- **What to work on**: Copy each line in which the string "color" occurs.

- **Collection entries**:
____________

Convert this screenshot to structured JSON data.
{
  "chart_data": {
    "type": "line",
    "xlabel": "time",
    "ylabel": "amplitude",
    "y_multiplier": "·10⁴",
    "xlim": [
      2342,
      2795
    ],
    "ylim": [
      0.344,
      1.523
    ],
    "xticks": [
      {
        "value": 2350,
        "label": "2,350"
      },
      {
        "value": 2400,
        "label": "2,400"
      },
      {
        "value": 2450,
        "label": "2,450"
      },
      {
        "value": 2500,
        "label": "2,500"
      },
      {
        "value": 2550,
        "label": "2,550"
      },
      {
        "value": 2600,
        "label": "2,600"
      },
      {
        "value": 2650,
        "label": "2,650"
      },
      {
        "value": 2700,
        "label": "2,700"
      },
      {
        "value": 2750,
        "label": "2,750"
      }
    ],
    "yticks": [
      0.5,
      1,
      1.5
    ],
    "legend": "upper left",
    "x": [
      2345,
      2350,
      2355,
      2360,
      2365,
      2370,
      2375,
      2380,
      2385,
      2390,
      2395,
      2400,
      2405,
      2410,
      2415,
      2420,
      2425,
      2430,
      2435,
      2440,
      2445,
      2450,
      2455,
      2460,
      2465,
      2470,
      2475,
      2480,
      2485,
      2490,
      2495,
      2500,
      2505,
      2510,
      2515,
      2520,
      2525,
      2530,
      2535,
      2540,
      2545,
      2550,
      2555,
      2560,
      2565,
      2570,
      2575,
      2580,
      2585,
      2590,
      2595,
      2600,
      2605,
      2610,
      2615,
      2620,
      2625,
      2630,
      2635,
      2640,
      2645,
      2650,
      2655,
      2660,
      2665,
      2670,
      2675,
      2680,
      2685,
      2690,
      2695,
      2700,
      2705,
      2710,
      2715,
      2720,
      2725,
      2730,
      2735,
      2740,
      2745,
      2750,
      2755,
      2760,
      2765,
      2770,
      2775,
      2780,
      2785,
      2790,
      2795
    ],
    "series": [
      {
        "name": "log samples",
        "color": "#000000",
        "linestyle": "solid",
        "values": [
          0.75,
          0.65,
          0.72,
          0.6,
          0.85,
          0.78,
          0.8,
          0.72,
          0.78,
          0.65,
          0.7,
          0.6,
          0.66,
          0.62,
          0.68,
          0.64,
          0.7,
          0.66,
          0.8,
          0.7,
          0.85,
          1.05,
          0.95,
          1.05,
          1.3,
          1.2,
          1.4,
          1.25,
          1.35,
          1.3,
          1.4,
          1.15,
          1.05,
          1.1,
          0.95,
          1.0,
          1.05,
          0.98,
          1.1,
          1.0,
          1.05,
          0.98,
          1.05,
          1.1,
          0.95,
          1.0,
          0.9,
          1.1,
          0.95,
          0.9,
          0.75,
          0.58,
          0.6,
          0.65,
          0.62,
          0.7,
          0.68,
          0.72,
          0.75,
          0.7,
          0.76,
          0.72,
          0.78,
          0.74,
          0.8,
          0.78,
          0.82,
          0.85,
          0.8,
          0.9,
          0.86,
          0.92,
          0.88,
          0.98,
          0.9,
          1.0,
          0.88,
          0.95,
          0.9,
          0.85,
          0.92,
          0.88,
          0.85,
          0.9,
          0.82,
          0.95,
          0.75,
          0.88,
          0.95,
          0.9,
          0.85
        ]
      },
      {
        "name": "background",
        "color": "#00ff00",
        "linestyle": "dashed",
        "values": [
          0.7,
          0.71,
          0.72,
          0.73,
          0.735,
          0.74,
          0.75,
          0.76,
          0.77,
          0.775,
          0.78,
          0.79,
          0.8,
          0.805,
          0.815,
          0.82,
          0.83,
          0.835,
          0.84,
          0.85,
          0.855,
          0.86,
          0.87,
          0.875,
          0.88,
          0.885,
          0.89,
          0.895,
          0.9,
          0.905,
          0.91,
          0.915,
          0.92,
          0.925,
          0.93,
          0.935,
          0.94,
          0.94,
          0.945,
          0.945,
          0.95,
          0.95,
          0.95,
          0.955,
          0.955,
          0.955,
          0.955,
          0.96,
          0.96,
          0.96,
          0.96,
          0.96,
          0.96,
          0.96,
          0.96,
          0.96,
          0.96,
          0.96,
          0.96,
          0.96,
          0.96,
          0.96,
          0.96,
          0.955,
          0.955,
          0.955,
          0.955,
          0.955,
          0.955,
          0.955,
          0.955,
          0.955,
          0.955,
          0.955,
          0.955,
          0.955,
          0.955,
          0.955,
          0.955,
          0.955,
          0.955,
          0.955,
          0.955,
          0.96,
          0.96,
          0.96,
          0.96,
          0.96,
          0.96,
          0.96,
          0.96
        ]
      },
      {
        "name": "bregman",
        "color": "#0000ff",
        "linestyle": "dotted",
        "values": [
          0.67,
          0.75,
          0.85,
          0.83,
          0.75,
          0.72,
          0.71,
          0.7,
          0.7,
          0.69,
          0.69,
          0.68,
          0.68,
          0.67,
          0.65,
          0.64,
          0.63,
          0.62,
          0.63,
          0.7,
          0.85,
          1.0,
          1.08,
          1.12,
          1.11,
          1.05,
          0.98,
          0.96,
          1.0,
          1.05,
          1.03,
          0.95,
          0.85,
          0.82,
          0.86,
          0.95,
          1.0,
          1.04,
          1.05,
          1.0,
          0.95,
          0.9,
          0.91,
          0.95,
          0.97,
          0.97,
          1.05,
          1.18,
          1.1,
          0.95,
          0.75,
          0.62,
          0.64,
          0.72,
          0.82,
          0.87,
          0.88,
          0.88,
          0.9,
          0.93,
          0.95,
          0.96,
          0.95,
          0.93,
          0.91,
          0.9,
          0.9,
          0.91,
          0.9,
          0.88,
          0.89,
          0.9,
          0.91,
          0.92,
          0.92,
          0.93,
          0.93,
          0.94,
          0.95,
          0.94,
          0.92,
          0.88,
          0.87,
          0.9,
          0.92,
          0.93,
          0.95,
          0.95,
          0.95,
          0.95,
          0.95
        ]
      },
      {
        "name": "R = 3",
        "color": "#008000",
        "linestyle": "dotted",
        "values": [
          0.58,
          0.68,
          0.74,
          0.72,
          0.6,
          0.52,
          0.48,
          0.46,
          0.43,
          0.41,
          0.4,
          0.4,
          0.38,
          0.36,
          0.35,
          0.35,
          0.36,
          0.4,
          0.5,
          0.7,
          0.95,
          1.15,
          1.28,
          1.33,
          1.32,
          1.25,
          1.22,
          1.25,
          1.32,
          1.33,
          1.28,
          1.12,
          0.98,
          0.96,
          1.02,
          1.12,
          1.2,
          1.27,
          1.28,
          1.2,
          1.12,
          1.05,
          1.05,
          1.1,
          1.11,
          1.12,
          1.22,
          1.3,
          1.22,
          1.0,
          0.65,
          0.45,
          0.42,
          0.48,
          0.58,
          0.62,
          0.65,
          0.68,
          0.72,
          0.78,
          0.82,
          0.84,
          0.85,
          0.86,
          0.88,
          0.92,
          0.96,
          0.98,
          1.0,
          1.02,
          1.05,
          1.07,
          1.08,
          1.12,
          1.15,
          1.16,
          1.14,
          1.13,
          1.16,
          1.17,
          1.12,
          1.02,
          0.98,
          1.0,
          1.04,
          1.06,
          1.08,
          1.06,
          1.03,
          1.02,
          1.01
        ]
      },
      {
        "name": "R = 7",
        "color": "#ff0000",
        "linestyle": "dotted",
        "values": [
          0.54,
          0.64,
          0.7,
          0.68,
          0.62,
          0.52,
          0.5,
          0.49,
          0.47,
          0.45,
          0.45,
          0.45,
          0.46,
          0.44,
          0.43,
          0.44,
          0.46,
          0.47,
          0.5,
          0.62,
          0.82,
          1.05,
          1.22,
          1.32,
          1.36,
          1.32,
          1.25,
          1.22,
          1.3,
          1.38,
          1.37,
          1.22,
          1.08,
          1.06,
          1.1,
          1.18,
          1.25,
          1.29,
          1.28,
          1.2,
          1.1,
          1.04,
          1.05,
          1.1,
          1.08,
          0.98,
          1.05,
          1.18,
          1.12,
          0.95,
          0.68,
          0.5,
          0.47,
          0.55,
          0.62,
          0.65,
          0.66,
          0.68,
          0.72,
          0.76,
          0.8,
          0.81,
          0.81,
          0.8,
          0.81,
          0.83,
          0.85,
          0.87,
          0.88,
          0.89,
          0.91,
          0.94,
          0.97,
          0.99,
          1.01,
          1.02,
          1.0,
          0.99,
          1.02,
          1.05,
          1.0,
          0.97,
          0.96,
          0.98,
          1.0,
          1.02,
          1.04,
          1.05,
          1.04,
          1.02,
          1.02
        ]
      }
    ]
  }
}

____________

- **Task response**:
        "color": "#000000",
        "color": "#00ff00",
        "color": "#0000ff",
        "color": "#008000",
        "color": "#ff0000",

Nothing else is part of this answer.